▸ **What to produce**
Your copy of the material must match it exactly, except that pictures are dropped.
▬▬▬▬▬▬▬▬▬▬
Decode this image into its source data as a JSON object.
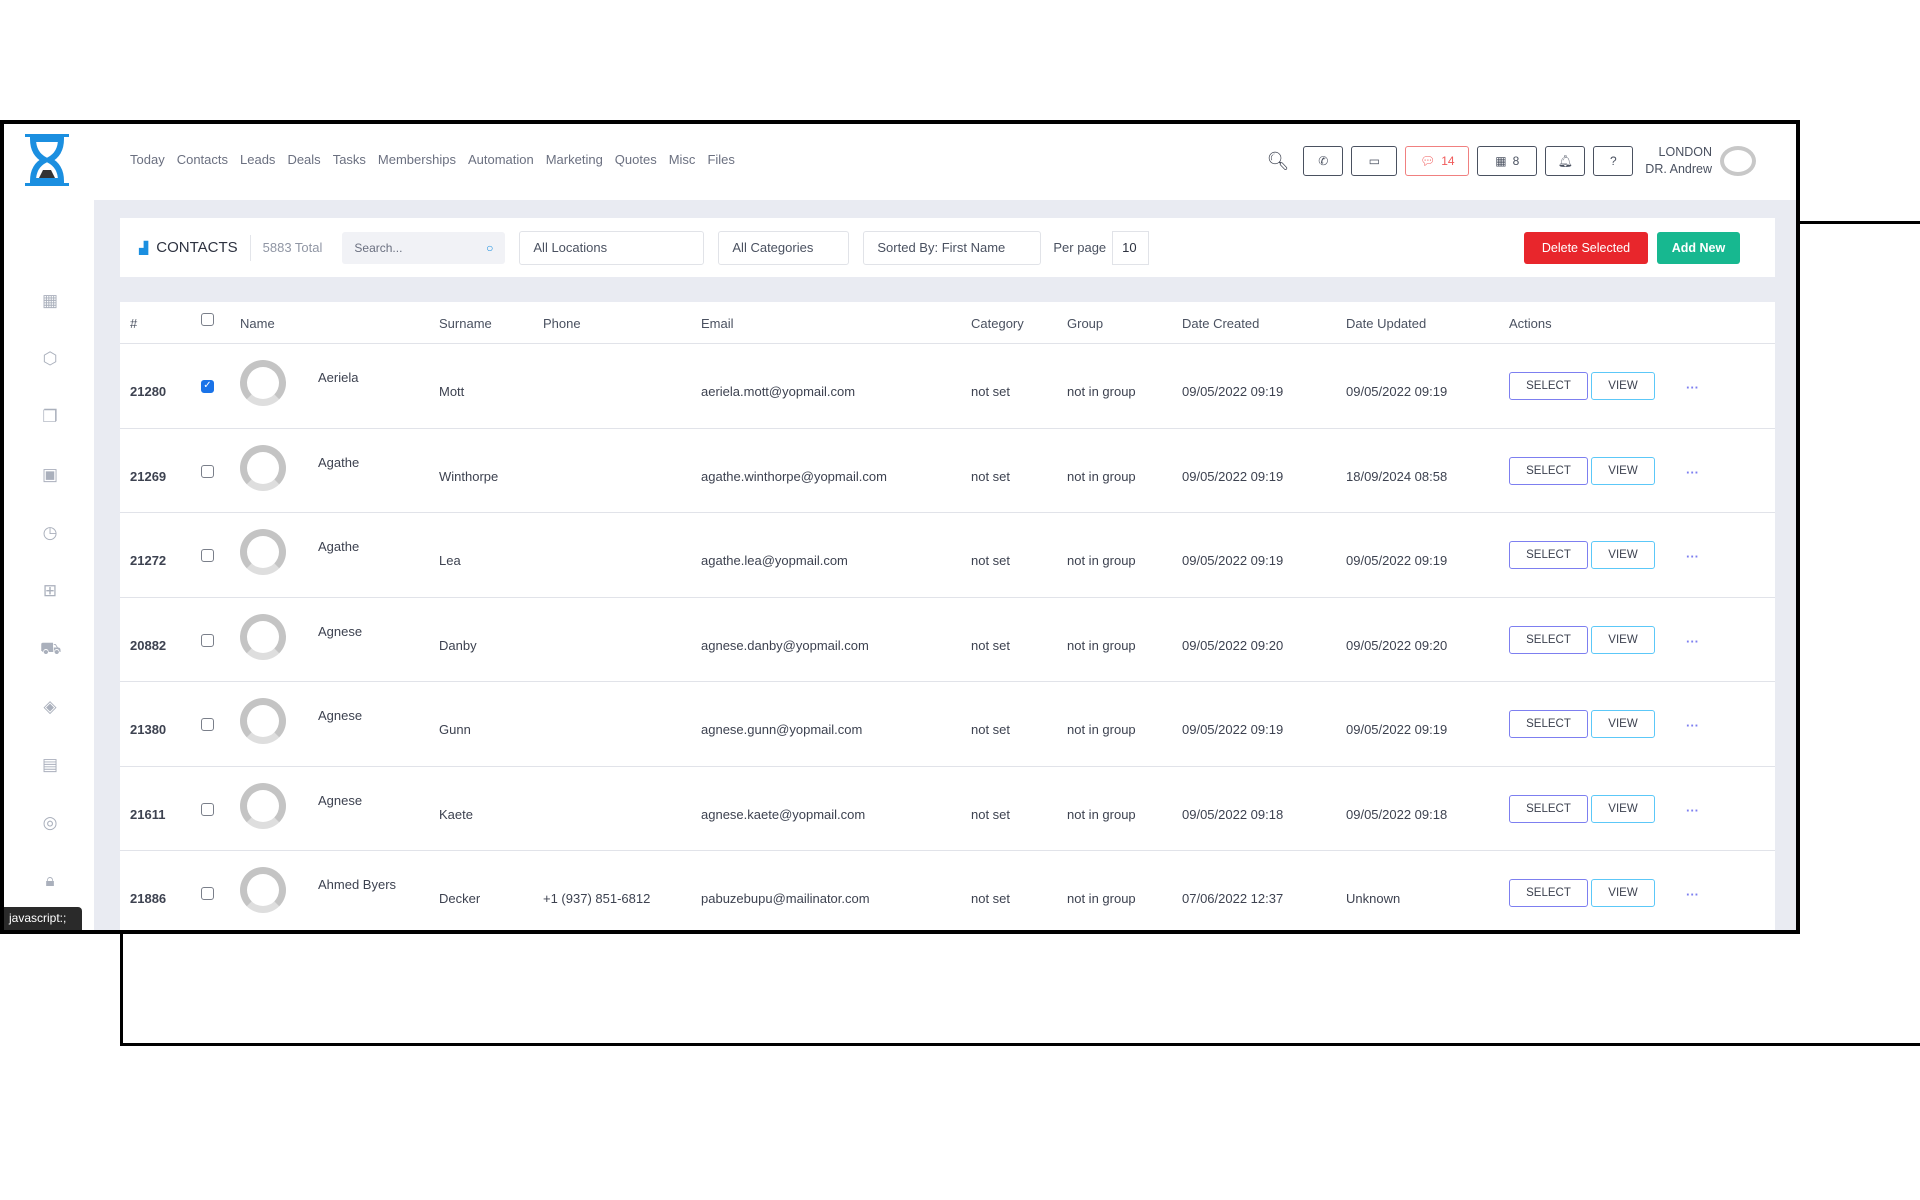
{
  "nav": [
    "Today",
    "Contacts",
    "Leads",
    "Deals",
    "Tasks",
    "Memberships",
    "Automation",
    "Marketing",
    "Quotes",
    "Misc",
    "Files"
  ],
  "header": {
    "chat_count": "14",
    "store_count": "8",
    "location": "LONDON",
    "user": "DR. Andrew",
    "icons": [
      "search-icon",
      "phone-icon",
      "inbox-icon",
      "chat-icon",
      "store-icon",
      "bell-icon",
      "help-icon"
    ]
  },
  "sidebar": [
    "calendar-icon",
    "box-icon",
    "copy-icon",
    "package-icon",
    "history-icon",
    "gift-icon",
    "cart-icon",
    "tag-icon",
    "report-icon",
    "user-circle-icon",
    "lock-icon"
  ],
  "toolbar": {
    "title": "CONTACTS",
    "total": "5883 Total",
    "search_placeholder": "Search...",
    "locations": "All Locations",
    "categories": "All Categories",
    "sort": "Sorted By: First Name",
    "per_page_label": "Per page",
    "per_page": "10",
    "delete": "Delete Selected",
    "add": "Add New"
  },
  "colors": {
    "delete": "#e8262c",
    "add": "#17b890",
    "select": "#5458d8",
    "view": "#2aa6ea"
  },
  "table": {
    "headers": [
      "#",
      "Name",
      "Surname",
      "Phone",
      "Email",
      "Category",
      "Group",
      "Date Created",
      "Date Updated",
      "Actions"
    ],
    "select_label": "SELECT",
    "view_label": "VIEW",
    "more": "···",
    "rows": [
      {
        "id": "21280",
        "checked": true,
        "name": "Aeriela",
        "surname": "Mott",
        "phone": "",
        "email": "aeriela.mott@yopmail.com",
        "category": "not set",
        "group": "not in group",
        "created": "09/05/2022 09:19",
        "updated": "09/05/2022 09:19"
      },
      {
        "id": "21269",
        "checked": false,
        "name": "Agathe",
        "surname": "Winthorpe",
        "phone": "",
        "email": "agathe.winthorpe@yopmail.com",
        "category": "not set",
        "group": "not in group",
        "created": "09/05/2022 09:19",
        "updated": "18/09/2024 08:58"
      },
      {
        "id": "21272",
        "checked": false,
        "name": "Agathe",
        "surname": "Lea",
        "phone": "",
        "email": "agathe.lea@yopmail.com",
        "category": "not set",
        "group": "not in group",
        "created": "09/05/2022 09:19",
        "updated": "09/05/2022 09:19"
      },
      {
        "id": "20882",
        "checked": false,
        "name": "Agnese",
        "surname": "Danby",
        "phone": "",
        "email": "agnese.danby@yopmail.com",
        "category": "not set",
        "group": "not in group",
        "created": "09/05/2022 09:20",
        "updated": "09/05/2022 09:20"
      },
      {
        "id": "21380",
        "checked": false,
        "name": "Agnese",
        "surname": "Gunn",
        "phone": "",
        "email": "agnese.gunn@yopmail.com",
        "category": "not set",
        "group": "not in group",
        "created": "09/05/2022 09:19",
        "updated": "09/05/2022 09:19"
      },
      {
        "id": "21611",
        "checked": false,
        "name": "Agnese",
        "surname": "Kaete",
        "phone": "",
        "email": "agnese.kaete@yopmail.com",
        "category": "not set",
        "group": "not in group",
        "created": "09/05/2022 09:18",
        "updated": "09/05/2022 09:18"
      },
      {
        "id": "21886",
        "checked": false,
        "name": "Ahmed Byers",
        "surname": "Decker",
        "phone": "+1 (937) 851-6812",
        "email": "pabuzebupu@mailinator.com",
        "category": "not set",
        "group": "not in group",
        "created": "07/06/2022 12:37",
        "updated": "Unknown"
      }
    ]
  },
  "status_bar": "javascript:;"
}
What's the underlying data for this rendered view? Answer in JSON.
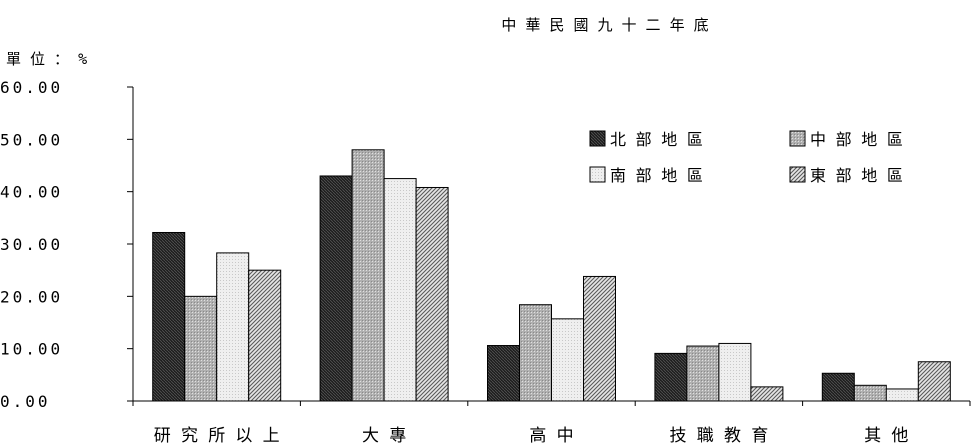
{
  "subtitle": "中 華 民 國 九 十 二 年 底",
  "unit_label": "單 位 ： %",
  "chart_data": {
    "type": "bar",
    "title": "",
    "subtitle": "中 華 民 國 九 十 二 年 底",
    "xlabel": "",
    "ylabel": "單 位 ： %",
    "ylim": [
      0,
      60
    ],
    "yticks": [
      0,
      10,
      20,
      30,
      40,
      50,
      60
    ],
    "ytick_labels": [
      "0.00",
      "10.00",
      "20.00",
      "30.00",
      "40.00",
      "50.00",
      "60.00"
    ],
    "categories": [
      "研 究 所 以 上",
      "大 專",
      "高 中",
      "技 職 教 育",
      "其 他"
    ],
    "series": [
      {
        "name": "北 部 地 區",
        "color": "#2b2b2b",
        "pattern": "dark-cross-hatch",
        "values": [
          32.2,
          43.0,
          10.6,
          9.1,
          5.3
        ]
      },
      {
        "name": "中 部 地 區",
        "color": "#b4b4b4",
        "pattern": "medium-gray",
        "values": [
          20.0,
          48.0,
          18.4,
          10.5,
          3.0
        ]
      },
      {
        "name": "南 部 地 區",
        "color": "#ebebeb",
        "pattern": "light-gray",
        "values": [
          28.3,
          42.5,
          15.7,
          11.0,
          2.3
        ]
      },
      {
        "name": "東 部 地 區",
        "color": "#a8a8a8",
        "pattern": "diagonal-lines",
        "values": [
          25.0,
          40.8,
          23.8,
          2.7,
          7.5
        ]
      }
    ],
    "grid": false,
    "legend_position": "top-right"
  }
}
▬▬▬▬▬▬▬▬▬▬
▸ **Answer to the problem**
Decode this image into its source data as a JSON object.
{
  "nav": [
    "Today",
    "Contacts",
    "Leads",
    "Deals",
    "Tasks",
    "Memberships",
    "Automation",
    "Marketing",
    "Quotes",
    "Misc",
    "Files"
  ],
  "header": {
    "chat_count": "14",
    "store_count": "8",
    "location": "LONDON",
    "user": "DR. Andrew",
    "icons": [
      "search-icon",
      "phone-icon",
      "inbox-icon",
      "chat-icon",
      "store-icon",
      "bell-icon",
      "help-icon"
    ]
  },
  "sidebar": [
    "calendar-icon",
    "box-icon",
    "copy-icon",
    "package-icon",
    "history-icon",
    "gift-icon",
    "cart-icon",
    "tag-icon",
    "report-icon",
    "user-circle-icon",
    "lock-icon"
  ],
  "toolbar": {
    "title": "CONTACTS",
    "total": "5883 Total",
    "search_placeholder": "Search...",
    "locations": "All Locations",
    "categories": "All Categories",
    "sort": "Sorted By: First Name",
    "per_page_label": "Per page",
    "per_page": "10",
    "delete": "Delete Selected",
    "add": "Add New"
  },
  "colors": {
    "delete": "#e8262c",
    "add": "#17b890",
    "select": "#5458d8",
    "view": "#2aa6ea"
  },
  "table": {
    "headers": [
      "#",
      "Name",
      "Surname",
      "Phone",
      "Email",
      "Category",
      "Group",
      "Date Created",
      "Date Updated",
      "Actions"
    ],
    "select_label": "SELECT",
    "view_label": "VIEW",
    "more": "···",
    "rows": [
      {
        "id": "21280",
        "checked": true,
        "name": "Aeriela",
        "surname": "Mott",
        "phone": "",
        "email": "aeriela.mott@yopmail.com",
        "category": "not set",
        "group": "not in group",
        "created": "09/05/2022 09:19",
        "updated": "09/05/2022 09:19"
      },
      {
        "id": "21269",
        "checked": false,
        "name": "Agathe",
        "surname": "Winthorpe",
        "phone": "",
        "email": "agathe.winthorpe@yopmail.com",
        "category": "not set",
        "group": "not in group",
        "created": "09/05/2022 09:19",
        "updated": "18/09/2024 08:58"
      },
      {
        "id": "21272",
        "checked": false,
        "name": "Agathe",
        "surname": "Lea",
        "phone": "",
        "email": "agathe.lea@yopmail.com",
        "category": "not set",
        "group": "not in group",
        "created": "09/05/2022 09:19",
        "updated": "09/05/2022 09:19"
      },
      {
        "id": "20882",
        "checked": false,
        "name": "Agnese",
        "surname": "Danby",
        "phone": "",
        "email": "agnese.danby@yopmail.com",
        "category": "not set",
        "group": "not in group",
        "created": "09/05/2022 09:20",
        "updated": "09/05/2022 09:20"
      },
      {
        "id": "21380",
        "checked": false,
        "name": "Agnese",
        "surname": "Gunn",
        "phone": "",
        "email": "agnese.gunn@yopmail.com",
        "category": "not set",
        "group": "not in group",
        "created": "09/05/2022 09:19",
        "updated": "09/05/2022 09:19"
      },
      {
        "id": "21611",
        "checked": false,
        "name": "Agnese",
        "surname": "Kaete",
        "phone": "",
        "email": "agnese.kaete@yopmail.com",
        "category": "not set",
        "group": "not in group",
        "created": "09/05/2022 09:18",
        "updated": "09/05/2022 09:18"
      },
      {
        "id": "21886",
        "checked": false,
        "name": "Ahmed Byers",
        "surname": "Decker",
        "phone": "+1 (937) 851-6812",
        "email": "pabuzebupu@mailinator.com",
        "category": "not set",
        "group": "not in group",
        "created": "07/06/2022 12:37",
        "updated": "Unknown"
      }
    ]
  },
  "status_bar": "javascript:;"
}
What's the underlying data for this rendered view? Answer in JSON.
{
  "subtitle": "中 華 民 國 九 十 二 年 底",
  "unit_label": "單 位 ： %",
  "chart_data": {
    "type": "bar",
    "title": "",
    "subtitle": "中 華 民 國 九 十 二 年 底",
    "xlabel": "",
    "ylabel": "單 位 ： %",
    "ylim": [
      0,
      60
    ],
    "yticks": [
      0,
      10,
      20,
      30,
      40,
      50,
      60
    ],
    "ytick_labels": [
      "0.00",
      "10.00",
      "20.00",
      "30.00",
      "40.00",
      "50.00",
      "60.00"
    ],
    "categories": [
      "研 究 所 以 上",
      "大 專",
      "高 中",
      "技 職 教 育",
      "其 他"
    ],
    "series": [
      {
        "name": "北 部 地 區",
        "color": "#2b2b2b",
        "pattern": "dark-cross-hatch",
        "values": [
          32.2,
          43.0,
          10.6,
          9.1,
          5.3
        ]
      },
      {
        "name": "中 部 地 區",
        "color": "#b4b4b4",
        "pattern": "medium-gray",
        "values": [
          20.0,
          48.0,
          18.4,
          10.5,
          3.0
        ]
      },
      {
        "name": "南 部 地 區",
        "color": "#ebebeb",
        "pattern": "light-gray",
        "values": [
          28.3,
          42.5,
          15.7,
          11.0,
          2.3
        ]
      },
      {
        "name": "東 部 地 區",
        "color": "#a8a8a8",
        "pattern": "diagonal-lines",
        "values": [
          25.0,
          40.8,
          23.8,
          2.7,
          7.5
        ]
      }
    ],
    "grid": false,
    "legend_position": "top-right"
  }
}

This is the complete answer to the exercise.